(Extracted data entries)
====

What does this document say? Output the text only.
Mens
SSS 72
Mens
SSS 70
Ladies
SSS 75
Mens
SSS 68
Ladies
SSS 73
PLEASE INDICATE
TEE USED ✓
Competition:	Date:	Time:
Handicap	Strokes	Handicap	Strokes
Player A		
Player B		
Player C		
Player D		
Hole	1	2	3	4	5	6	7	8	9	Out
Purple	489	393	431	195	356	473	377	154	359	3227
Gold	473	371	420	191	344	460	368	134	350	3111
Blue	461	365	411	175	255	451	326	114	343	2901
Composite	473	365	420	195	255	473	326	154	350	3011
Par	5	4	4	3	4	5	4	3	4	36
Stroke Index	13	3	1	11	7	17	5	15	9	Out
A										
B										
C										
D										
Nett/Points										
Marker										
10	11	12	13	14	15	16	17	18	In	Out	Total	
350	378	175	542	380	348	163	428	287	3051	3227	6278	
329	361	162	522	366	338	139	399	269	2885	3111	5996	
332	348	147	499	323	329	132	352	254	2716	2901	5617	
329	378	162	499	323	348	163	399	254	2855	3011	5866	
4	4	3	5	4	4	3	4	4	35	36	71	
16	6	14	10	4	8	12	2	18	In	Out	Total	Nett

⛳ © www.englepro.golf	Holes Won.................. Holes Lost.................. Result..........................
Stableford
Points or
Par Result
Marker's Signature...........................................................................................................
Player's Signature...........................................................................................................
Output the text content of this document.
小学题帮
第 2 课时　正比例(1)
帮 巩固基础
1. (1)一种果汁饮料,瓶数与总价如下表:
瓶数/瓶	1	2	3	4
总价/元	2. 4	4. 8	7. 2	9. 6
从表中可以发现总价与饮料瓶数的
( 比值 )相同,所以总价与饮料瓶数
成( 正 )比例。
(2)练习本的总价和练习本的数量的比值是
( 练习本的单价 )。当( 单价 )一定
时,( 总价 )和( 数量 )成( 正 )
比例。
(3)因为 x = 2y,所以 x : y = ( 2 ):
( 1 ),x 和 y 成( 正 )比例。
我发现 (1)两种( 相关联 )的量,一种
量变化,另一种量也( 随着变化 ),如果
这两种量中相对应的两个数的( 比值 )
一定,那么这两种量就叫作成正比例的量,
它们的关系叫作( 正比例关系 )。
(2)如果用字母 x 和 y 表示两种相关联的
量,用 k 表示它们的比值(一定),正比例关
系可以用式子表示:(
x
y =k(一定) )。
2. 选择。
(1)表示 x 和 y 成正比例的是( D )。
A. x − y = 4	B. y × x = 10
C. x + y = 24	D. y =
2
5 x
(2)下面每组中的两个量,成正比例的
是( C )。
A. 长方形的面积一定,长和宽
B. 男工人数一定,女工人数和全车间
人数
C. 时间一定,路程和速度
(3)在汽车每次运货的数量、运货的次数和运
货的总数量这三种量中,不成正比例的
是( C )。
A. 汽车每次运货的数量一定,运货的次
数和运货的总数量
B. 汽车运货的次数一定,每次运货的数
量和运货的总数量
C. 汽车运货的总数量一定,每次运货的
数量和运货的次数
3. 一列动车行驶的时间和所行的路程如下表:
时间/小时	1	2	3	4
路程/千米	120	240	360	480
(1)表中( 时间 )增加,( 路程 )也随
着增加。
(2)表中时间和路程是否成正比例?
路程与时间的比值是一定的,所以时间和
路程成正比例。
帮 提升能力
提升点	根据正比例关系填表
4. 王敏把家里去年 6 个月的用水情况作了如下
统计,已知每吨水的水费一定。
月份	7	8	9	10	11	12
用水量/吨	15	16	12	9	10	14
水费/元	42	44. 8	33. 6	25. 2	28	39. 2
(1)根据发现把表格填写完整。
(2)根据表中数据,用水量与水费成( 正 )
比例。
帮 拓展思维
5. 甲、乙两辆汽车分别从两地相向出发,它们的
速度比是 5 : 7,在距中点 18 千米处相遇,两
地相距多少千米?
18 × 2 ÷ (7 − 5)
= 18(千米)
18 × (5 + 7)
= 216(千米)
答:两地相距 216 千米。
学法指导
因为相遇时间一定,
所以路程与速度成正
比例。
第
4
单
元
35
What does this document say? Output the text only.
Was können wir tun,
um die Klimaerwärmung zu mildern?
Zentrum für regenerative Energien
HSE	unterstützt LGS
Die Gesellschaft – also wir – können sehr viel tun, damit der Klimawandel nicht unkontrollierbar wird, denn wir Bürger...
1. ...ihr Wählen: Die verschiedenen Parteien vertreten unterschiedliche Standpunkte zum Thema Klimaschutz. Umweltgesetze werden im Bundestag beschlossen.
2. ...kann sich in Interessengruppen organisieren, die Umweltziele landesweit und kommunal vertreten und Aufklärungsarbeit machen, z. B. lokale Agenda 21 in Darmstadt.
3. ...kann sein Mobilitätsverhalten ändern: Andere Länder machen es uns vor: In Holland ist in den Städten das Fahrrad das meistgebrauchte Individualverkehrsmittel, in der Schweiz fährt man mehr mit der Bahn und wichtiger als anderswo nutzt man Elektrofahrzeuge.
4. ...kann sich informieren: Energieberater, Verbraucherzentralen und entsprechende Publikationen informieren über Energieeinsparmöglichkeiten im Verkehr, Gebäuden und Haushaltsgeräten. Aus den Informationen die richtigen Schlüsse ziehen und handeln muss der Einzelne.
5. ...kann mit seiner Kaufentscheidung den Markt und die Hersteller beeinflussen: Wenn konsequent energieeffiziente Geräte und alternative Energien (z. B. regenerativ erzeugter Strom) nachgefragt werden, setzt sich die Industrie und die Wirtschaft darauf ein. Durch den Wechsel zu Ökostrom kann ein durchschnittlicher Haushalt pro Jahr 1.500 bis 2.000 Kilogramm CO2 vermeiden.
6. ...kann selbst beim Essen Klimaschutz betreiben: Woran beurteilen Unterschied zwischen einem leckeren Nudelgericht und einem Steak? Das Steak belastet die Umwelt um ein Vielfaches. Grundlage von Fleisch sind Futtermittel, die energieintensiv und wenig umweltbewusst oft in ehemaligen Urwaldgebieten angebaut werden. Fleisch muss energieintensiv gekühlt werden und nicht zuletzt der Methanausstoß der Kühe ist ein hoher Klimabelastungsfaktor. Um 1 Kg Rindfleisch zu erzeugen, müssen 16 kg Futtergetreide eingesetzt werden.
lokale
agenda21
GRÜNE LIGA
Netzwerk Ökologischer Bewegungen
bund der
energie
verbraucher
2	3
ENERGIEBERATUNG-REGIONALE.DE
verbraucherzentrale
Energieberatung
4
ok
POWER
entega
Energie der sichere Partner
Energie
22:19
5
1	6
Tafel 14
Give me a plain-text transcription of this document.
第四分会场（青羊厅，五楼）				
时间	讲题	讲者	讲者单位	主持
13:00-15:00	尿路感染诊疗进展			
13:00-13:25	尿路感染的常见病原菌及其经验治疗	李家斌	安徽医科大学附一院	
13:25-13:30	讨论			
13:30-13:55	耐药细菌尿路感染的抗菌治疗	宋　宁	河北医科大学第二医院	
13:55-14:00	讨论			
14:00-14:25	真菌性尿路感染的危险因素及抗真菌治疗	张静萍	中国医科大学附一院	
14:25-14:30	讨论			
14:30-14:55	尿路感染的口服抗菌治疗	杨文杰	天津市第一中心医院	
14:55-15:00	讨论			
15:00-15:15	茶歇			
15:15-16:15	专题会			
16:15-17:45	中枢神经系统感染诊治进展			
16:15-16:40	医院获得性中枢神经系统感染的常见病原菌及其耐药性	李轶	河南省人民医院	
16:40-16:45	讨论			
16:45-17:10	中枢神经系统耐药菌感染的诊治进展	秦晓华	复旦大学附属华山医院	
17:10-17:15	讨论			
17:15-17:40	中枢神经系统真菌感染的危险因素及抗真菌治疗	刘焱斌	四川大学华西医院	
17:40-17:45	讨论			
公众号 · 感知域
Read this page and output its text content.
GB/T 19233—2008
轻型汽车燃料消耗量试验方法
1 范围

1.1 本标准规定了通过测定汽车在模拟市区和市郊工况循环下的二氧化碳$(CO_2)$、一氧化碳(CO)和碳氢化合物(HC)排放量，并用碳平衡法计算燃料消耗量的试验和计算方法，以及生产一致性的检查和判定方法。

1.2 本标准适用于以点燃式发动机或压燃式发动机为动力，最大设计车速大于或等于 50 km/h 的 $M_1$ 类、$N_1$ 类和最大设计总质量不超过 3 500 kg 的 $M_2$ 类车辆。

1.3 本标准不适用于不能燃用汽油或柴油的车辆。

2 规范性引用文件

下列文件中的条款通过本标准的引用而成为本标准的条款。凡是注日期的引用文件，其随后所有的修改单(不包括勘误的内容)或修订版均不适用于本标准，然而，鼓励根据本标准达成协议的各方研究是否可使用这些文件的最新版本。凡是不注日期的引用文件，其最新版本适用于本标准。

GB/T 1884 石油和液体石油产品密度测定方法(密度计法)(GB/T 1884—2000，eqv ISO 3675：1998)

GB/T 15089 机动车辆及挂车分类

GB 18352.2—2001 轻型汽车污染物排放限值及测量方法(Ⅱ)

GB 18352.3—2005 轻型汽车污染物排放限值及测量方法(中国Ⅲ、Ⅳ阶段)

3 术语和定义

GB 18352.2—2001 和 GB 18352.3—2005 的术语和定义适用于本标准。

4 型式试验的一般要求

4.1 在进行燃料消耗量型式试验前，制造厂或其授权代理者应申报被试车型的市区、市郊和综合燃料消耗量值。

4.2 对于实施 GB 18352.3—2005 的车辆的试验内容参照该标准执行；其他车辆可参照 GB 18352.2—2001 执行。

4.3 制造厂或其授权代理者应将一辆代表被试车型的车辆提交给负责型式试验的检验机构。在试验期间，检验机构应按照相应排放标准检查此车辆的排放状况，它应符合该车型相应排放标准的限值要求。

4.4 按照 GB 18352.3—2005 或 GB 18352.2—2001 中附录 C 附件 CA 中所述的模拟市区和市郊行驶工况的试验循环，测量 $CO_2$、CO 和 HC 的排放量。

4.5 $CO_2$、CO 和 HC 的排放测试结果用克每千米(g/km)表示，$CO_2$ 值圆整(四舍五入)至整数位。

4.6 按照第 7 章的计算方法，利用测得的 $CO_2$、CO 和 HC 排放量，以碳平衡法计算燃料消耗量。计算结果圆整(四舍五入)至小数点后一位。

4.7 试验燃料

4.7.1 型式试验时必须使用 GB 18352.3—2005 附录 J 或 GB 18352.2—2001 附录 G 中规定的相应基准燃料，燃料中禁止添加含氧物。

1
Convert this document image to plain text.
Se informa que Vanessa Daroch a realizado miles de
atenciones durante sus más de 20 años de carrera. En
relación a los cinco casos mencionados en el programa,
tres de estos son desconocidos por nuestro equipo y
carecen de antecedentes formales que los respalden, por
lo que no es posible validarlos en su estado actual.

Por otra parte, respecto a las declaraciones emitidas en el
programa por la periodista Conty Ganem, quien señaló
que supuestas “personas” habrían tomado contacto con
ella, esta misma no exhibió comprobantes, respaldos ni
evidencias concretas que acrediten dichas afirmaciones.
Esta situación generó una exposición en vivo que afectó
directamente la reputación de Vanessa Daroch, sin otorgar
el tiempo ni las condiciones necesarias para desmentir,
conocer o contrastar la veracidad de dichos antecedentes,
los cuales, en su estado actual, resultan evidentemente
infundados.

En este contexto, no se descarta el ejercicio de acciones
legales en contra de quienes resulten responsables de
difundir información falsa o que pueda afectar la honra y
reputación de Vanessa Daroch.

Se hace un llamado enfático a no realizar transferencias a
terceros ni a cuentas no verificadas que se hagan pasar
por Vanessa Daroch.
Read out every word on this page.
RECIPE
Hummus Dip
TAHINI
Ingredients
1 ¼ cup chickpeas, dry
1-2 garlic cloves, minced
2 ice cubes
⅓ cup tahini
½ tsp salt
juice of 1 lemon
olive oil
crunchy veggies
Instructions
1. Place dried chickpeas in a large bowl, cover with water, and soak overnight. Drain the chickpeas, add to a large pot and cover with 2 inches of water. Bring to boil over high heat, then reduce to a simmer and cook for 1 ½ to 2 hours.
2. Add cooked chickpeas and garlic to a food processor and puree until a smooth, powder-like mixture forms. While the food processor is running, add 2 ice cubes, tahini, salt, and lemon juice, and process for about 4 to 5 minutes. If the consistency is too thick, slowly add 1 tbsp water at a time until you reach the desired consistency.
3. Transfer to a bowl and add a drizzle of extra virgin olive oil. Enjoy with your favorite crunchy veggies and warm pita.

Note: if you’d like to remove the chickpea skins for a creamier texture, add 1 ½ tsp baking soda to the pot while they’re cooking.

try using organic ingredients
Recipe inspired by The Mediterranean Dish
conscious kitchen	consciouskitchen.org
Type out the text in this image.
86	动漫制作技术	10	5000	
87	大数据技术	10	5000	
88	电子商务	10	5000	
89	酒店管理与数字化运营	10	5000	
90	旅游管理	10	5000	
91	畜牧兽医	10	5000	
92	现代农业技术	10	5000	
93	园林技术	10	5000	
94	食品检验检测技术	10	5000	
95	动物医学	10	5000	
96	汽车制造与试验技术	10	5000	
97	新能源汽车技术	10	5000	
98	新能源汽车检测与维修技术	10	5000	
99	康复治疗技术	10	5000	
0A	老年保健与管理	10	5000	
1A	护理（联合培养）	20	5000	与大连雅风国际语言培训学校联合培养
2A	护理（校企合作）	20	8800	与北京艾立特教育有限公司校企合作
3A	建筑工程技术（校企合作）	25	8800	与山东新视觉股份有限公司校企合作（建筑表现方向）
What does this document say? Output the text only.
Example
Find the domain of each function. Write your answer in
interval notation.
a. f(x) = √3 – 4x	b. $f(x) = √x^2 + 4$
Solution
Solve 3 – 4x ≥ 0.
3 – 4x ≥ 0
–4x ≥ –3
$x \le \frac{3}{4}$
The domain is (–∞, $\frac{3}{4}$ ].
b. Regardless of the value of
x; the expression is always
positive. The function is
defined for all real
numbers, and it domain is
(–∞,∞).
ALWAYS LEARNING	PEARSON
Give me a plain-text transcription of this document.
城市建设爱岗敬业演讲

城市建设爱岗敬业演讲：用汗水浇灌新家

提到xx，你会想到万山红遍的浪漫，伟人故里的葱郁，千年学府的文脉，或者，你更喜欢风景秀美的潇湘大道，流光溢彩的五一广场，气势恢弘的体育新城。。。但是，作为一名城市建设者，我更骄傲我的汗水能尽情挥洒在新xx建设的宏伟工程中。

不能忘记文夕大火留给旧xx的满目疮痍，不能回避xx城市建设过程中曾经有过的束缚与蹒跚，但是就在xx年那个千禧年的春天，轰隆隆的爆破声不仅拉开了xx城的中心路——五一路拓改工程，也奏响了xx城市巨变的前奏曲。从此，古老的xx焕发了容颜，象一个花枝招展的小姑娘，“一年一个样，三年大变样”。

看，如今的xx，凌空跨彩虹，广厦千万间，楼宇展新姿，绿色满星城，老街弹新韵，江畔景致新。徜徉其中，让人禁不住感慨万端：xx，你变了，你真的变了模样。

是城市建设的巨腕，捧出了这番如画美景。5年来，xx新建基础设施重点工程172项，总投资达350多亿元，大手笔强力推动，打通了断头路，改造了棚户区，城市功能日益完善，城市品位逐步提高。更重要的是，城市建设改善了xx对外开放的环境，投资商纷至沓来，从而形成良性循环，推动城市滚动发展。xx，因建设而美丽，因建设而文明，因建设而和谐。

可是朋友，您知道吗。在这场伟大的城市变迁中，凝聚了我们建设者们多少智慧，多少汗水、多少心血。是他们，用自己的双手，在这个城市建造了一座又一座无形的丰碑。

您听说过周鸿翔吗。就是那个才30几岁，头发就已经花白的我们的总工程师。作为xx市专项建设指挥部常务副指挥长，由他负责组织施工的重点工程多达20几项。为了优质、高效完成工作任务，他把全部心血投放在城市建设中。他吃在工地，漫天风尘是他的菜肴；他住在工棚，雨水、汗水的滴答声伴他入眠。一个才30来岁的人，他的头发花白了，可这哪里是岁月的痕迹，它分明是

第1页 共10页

====

[EXERCISE INSTRUCTIONS] Say how many lines in the records hold "garlic", with the number as the whole reply.

[SOLUTION TO THIS EXERCISE] 2